**To do**
Quote the listing below in its entirety.

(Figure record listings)
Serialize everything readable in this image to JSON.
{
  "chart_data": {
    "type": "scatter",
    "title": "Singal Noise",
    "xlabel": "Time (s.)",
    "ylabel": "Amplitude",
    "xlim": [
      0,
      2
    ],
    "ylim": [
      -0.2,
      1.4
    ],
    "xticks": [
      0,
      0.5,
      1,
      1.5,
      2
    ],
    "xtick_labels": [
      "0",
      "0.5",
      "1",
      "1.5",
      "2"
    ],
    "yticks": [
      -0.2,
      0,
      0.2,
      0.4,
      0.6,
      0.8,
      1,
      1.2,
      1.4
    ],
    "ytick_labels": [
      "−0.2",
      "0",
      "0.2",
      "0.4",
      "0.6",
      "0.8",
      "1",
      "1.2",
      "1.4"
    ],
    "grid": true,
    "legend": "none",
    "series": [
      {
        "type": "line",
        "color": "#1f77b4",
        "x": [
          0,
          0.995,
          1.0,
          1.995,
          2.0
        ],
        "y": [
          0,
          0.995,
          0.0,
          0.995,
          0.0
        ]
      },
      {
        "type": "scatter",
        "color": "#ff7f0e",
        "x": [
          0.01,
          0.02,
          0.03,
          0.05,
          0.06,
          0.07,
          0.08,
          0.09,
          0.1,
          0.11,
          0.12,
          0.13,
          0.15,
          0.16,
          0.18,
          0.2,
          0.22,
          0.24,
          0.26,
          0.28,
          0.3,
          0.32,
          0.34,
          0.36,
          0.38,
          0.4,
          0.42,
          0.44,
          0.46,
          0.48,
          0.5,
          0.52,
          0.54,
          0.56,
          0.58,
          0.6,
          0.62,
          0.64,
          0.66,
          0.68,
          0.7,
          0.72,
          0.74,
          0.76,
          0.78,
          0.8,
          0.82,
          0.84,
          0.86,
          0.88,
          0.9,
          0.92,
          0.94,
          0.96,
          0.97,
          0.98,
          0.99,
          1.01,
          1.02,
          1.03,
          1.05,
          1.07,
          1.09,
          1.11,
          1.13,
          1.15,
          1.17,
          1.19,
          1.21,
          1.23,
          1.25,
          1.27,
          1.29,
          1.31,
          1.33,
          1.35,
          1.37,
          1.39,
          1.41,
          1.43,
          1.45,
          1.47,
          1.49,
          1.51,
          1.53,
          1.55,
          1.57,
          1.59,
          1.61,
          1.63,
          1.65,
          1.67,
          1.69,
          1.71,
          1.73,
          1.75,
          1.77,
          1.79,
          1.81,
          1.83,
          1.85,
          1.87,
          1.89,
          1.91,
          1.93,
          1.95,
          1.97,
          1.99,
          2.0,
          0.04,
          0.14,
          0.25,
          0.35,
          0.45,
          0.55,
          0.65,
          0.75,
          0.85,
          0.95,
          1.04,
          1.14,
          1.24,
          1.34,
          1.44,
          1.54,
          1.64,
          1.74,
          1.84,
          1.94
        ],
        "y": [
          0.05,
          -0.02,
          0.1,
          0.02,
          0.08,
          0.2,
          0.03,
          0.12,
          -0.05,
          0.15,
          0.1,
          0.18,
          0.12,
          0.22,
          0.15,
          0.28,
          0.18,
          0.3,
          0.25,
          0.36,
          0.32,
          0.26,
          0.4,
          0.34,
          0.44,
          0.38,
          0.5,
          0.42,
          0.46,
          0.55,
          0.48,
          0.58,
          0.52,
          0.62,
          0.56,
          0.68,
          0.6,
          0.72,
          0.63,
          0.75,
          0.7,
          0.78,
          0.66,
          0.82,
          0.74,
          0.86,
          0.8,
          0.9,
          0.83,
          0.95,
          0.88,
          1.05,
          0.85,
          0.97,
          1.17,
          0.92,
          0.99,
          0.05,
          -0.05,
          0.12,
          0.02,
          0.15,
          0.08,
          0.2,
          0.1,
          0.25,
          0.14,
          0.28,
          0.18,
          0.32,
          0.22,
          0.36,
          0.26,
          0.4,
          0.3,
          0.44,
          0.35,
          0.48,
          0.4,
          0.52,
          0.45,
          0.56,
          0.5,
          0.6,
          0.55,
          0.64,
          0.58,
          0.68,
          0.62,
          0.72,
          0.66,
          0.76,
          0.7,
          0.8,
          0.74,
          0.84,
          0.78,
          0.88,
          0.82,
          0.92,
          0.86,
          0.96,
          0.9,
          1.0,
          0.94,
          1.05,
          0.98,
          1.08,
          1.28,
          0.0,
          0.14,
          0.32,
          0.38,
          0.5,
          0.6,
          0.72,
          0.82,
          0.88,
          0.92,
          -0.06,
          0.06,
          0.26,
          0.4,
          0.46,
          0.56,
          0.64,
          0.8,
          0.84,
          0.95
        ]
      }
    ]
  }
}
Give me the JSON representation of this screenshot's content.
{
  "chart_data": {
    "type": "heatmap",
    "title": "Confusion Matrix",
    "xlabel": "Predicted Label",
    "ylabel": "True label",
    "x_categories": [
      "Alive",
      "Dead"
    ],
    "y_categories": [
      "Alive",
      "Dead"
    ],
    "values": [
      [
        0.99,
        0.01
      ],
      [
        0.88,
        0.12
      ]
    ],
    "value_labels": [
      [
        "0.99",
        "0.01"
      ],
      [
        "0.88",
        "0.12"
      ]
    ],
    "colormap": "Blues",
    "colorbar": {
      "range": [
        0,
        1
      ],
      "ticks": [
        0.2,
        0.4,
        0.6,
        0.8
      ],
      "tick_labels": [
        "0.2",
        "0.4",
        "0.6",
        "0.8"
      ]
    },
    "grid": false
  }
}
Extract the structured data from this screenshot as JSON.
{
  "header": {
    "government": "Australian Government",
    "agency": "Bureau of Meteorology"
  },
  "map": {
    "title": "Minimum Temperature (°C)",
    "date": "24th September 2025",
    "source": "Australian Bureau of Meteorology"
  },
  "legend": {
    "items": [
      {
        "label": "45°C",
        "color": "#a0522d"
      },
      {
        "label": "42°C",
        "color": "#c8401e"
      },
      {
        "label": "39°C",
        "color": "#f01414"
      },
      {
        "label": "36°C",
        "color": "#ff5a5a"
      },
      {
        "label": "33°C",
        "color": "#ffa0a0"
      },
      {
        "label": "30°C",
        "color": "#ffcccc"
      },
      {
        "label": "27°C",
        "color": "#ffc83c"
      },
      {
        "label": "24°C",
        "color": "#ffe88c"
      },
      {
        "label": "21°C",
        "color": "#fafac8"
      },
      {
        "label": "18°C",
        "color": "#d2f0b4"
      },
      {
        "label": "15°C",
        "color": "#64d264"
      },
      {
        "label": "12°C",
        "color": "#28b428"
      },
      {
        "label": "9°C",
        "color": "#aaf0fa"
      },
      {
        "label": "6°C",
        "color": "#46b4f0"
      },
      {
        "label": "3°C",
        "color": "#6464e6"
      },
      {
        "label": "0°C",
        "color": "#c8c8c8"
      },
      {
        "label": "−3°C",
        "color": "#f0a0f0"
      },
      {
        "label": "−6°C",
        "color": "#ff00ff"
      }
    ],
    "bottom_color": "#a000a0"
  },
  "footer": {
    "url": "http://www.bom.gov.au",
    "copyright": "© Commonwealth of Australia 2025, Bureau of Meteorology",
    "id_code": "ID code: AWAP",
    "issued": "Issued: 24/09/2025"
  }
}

**Response to the exercise**
Serialize everything readable in this image to JSON.
{
  "chart_data": {
    "type": "scatter",
    "title": "Singal Noise",
    "xlabel": "Time (s.)",
    "ylabel": "Amplitude",
    "xlim": [
      0,
      2
    ],
    "ylim": [
      -0.2,
      1.4
    ],
    "xticks": [
      0,
      0.5,
      1,
      1.5,
      2
    ],
    "xtick_labels": [
      "0",
      "0.5",
      "1",
      "1.5",
      "2"
    ],
    "yticks": [
      -0.2,
      0,
      0.2,
      0.4,
      0.6,
      0.8,
      1,
      1.2,
      1.4
    ],
    "ytick_labels": [
      "−0.2",
      "0",
      "0.2",
      "0.4",
      "0.6",
      "0.8",
      "1",
      "1.2",
      "1.4"
    ],
    "grid": true,
    "legend": "none",
    "series": [
      {
        "type": "line",
        "color": "#1f77b4",
        "x": [
          0,
          0.995,
          1.0,
          1.995,
          2.0
        ],
        "y": [
          0,
          0.995,
          0.0,
          0.995,
          0.0
        ]
      },
      {
        "type": "scatter",
        "color": "#ff7f0e",
        "x": [
          0.01,
          0.02,
          0.03,
          0.05,
          0.06,
          0.07,
          0.08,
          0.09,
          0.1,
          0.11,
          0.12,
          0.13,
          0.15,
          0.16,
          0.18,
          0.2,
          0.22,
          0.24,
          0.26,
          0.28,
          0.3,
          0.32,
          0.34,
          0.36,
          0.38,
          0.4,
          0.42,
          0.44,
          0.46,
          0.48,
          0.5,
          0.52,
          0.54,
          0.56,
          0.58,
          0.6,
          0.62,
          0.64,
          0.66,
          0.68,
          0.7,
          0.72,
          0.74,
          0.76,
          0.78,
          0.8,
          0.82,
          0.84,
          0.86,
          0.88,
          0.9,
          0.92,
          0.94,
          0.96,
          0.97,
          0.98,
          0.99,
          1.01,
          1.02,
          1.03,
          1.05,
          1.07,
          1.09,
          1.11,
          1.13,
          1.15,
          1.17,
          1.19,
          1.21,
          1.23,
          1.25,
          1.27,
          1.29,
          1.31,
          1.33,
          1.35,
          1.37,
          1.39,
          1.41,
          1.43,
          1.45,
          1.47,
          1.49,
          1.51,
          1.53,
          1.55,
          1.57,
          1.59,
          1.61,
          1.63,
          1.65,
          1.67,
          1.69,
          1.71,
          1.73,
          1.75,
          1.77,
          1.79,
          1.81,
          1.83,
          1.85,
          1.87,
          1.89,
          1.91,
          1.93,
          1.95,
          1.97,
          1.99,
          2.0,
          0.04,
          0.14,
          0.25,
          0.35,
          0.45,
          0.55,
          0.65,
          0.75,
          0.85,
          0.95,
          1.04,
          1.14,
          1.24,
          1.34,
          1.44,
          1.54,
          1.64,
          1.74,
          1.84,
          1.94
        ],
        "y": [
          0.05,
          -0.02,
          0.1,
          0.02,
          0.08,
          0.2,
          0.03,
          0.12,
          -0.05,
          0.15,
          0.1,
          0.18,
          0.12,
          0.22,
          0.15,
          0.28,
          0.18,
          0.3,
          0.25,
          0.36,
          0.32,
          0.26,
          0.4,
          0.34,
          0.44,
          0.38,
          0.5,
          0.42,
          0.46,
          0.55,
          0.48,
          0.58,
          0.52,
          0.62,
          0.56,
          0.68,
          0.6,
          0.72,
          0.63,
          0.75,
          0.7,
          0.78,
          0.66,
          0.82,
          0.74,
          0.86,
          0.8,
          0.9,
          0.83,
          0.95,
          0.88,
          1.05,
          0.85,
          0.97,
          1.17,
          0.92,
          0.99,
          0.05,
          -0.05,
          0.12,
          0.02,
          0.15,
          0.08,
          0.2,
          0.1,
          0.25,
          0.14,
          0.28,
          0.18,
          0.32,
          0.22,
          0.36,
          0.26,
          0.4,
          0.3,
          0.44,
          0.35,
          0.48,
          0.4,
          0.52,
          0.45,
          0.56,
          0.5,
          0.6,
          0.55,
          0.64,
          0.58,
          0.68,
          0.62,
          0.72,
          0.66,
          0.76,
          0.7,
          0.8,
          0.74,
          0.84,
          0.78,
          0.88,
          0.82,
          0.92,
          0.86,
          0.96,
          0.9,
          1.0,
          0.94,
          1.05,
          0.98,
          1.08,
          1.28,
          0.0,
          0.14,
          0.32,
          0.38,
          0.5,
          0.6,
          0.72,
          0.82,
          0.88,
          0.92,
          -0.06,
          0.06,
          0.26,
          0.4,
          0.46,
          0.56,
          0.64,
          0.8,
          0.84,
          0.95
        ]
      }
    ]
  }
}
Give me the JSON representation of this screenshot's content.
{
  "chart_data": {
    "type": "heatmap",
    "title": "Confusion Matrix",
    "xlabel": "Predicted Label",
    "ylabel": "True label",
    "x_categories": [
      "Alive",
      "Dead"
    ],
    "y_categories": [
      "Alive",
      "Dead"
    ],
    "values": [
      [
        0.99,
        0.01
      ],
      [
        0.88,
        0.12
      ]
    ],
    "value_labels": [
      [
        "0.99",
        "0.01"
      ],
      [
        "0.88",
        "0.12"
      ]
    ],
    "colormap": "Blues",
    "colorbar": {
      "range": [
        0,
        1
      ],
      "ticks": [
        0.2,
        0.4,
        0.6,
        0.8
      ],
      "tick_labels": [
        "0.2",
        "0.4",
        "0.6",
        "0.8"
      ]
    },
    "grid": false
  }
}
Extract the structured data from this screenshot as JSON.
{
  "header": {
    "government": "Australian Government",
    "agency": "Bureau of Meteorology"
  },
  "map": {
    "title": "Minimum Temperature (°C)",
    "date": "24th September 2025",
    "source": "Australian Bureau of Meteorology"
  },
  "legend": {
    "items": [
      {
        "label": "45°C",
        "color": "#a0522d"
      },
      {
        "label": "42°C",
        "color": "#c8401e"
      },
      {
        "label": "39°C",
        "color": "#f01414"
      },
      {
        "label": "36°C",
        "color": "#ff5a5a"
      },
      {
        "label": "33°C",
        "color": "#ffa0a0"
      },
      {
        "label": "30°C",
        "color": "#ffcccc"
      },
      {
        "label": "27°C",
        "color": "#ffc83c"
      },
      {
        "label": "24°C",
        "color": "#ffe88c"
      },
      {
        "label": "21°C",
        "color": "#fafac8"
      },
      {
        "label": "18°C",
        "color": "#d2f0b4"
      },
      {
        "label": "15°C",
        "color": "#64d264"
      },
      {
        "label": "12°C",
        "color": "#28b428"
      },
      {
        "label": "9°C",
        "color": "#aaf0fa"
      },
      {
        "label": "6°C",
        "color": "#46b4f0"
      },
      {
        "label": "3°C",
        "color": "#6464e6"
      },
      {
        "label": "0°C",
        "color": "#c8c8c8"
      },
      {
        "label": "−3°C",
        "color": "#f0a0f0"
      },
      {
        "label": "−6°C",
        "color": "#ff00ff"
      }
    ],
    "bottom_color": "#a000a0"
  },
  "footer": {
    "url": "http://www.bom.gov.au",
    "copyright": "© Commonwealth of Australia 2025, Bureau of Meteorology",
    "id_code": "ID code: AWAP",
    "issued": "Issued: 24/09/2025"
  }
}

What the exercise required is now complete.